**Objective**
Please say how many lines of the listing hold "were", with no other words in the answer.
■ ■ ■ ■
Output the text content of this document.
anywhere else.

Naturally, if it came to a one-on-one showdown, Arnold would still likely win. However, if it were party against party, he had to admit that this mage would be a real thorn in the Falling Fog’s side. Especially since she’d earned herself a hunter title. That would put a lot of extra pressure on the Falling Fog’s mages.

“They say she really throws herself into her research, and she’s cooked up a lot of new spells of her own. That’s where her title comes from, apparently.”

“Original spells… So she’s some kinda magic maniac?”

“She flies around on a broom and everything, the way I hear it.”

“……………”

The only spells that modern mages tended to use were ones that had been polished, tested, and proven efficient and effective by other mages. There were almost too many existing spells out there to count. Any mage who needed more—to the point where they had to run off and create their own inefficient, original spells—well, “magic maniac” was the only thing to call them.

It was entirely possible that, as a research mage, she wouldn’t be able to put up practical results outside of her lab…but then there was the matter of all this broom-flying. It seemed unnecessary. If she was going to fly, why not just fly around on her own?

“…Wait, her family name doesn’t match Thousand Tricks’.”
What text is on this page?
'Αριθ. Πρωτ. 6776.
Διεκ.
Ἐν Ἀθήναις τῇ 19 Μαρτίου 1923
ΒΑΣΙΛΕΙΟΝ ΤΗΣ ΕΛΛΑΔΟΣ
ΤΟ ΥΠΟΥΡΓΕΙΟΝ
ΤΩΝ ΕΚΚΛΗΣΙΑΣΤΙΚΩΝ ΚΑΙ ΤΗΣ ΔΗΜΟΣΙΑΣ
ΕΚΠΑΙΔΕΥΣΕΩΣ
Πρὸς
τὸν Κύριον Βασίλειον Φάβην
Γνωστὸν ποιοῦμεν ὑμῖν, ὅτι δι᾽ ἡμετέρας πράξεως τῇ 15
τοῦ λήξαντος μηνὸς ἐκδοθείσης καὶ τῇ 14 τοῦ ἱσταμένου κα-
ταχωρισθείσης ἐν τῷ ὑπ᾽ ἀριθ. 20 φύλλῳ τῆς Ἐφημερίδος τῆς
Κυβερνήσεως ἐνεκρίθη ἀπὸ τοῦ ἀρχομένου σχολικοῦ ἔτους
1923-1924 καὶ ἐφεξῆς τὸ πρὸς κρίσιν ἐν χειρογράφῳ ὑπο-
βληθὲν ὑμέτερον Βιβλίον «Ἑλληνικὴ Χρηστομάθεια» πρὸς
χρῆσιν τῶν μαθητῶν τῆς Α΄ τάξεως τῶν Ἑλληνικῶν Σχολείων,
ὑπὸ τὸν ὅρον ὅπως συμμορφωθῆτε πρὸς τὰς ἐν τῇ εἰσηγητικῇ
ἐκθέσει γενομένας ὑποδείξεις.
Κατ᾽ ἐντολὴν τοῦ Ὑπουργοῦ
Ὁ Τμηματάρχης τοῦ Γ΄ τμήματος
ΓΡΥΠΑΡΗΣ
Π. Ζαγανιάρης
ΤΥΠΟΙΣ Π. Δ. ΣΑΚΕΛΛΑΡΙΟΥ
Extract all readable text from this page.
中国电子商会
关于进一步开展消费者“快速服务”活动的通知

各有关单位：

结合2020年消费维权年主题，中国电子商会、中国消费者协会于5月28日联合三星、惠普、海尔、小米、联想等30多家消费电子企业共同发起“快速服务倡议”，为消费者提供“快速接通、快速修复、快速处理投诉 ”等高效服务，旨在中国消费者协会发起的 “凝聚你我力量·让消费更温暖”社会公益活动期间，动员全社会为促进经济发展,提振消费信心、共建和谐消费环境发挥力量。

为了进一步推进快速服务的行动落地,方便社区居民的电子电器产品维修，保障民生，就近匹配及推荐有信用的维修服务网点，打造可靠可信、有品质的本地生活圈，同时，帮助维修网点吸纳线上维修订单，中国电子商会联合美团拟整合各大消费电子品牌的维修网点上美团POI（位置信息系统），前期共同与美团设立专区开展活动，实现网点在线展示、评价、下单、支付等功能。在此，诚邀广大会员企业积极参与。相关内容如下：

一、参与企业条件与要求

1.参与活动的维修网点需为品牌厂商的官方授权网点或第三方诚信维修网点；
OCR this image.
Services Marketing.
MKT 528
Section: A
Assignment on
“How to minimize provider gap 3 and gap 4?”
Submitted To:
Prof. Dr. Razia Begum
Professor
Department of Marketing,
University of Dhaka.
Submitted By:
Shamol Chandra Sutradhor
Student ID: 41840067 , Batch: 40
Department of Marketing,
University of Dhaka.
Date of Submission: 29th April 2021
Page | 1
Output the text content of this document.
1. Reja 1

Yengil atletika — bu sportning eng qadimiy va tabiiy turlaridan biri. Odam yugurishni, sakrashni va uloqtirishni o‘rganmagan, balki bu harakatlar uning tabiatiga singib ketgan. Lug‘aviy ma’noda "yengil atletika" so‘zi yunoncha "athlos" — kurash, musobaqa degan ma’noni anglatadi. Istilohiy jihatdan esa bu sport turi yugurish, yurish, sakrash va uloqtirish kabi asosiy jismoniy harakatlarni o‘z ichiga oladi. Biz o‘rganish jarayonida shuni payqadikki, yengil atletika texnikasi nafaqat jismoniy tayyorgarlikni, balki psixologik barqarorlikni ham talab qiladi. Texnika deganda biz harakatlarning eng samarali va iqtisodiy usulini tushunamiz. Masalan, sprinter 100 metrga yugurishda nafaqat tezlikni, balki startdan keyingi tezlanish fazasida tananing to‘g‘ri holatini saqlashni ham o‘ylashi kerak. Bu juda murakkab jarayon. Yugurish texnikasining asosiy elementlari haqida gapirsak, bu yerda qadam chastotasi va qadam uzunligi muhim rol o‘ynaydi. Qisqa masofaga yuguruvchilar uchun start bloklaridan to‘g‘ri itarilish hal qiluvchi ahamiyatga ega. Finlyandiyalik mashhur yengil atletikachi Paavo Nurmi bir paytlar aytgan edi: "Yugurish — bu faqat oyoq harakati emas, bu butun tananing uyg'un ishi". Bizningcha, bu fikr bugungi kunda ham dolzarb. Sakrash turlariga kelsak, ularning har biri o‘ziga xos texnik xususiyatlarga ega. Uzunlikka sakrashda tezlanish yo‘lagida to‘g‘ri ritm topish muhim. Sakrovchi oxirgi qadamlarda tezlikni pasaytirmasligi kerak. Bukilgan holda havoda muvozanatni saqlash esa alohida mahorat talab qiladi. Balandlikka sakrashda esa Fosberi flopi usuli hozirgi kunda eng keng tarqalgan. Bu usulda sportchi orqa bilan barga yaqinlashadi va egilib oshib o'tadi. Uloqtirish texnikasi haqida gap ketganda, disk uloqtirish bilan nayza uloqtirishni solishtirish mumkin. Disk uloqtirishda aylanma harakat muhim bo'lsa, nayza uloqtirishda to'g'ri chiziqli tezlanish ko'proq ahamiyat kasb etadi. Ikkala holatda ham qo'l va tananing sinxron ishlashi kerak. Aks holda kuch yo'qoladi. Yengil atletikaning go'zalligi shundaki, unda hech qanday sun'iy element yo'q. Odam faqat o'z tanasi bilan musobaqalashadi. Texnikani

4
■ ■ ■ ■
**Full solution**
2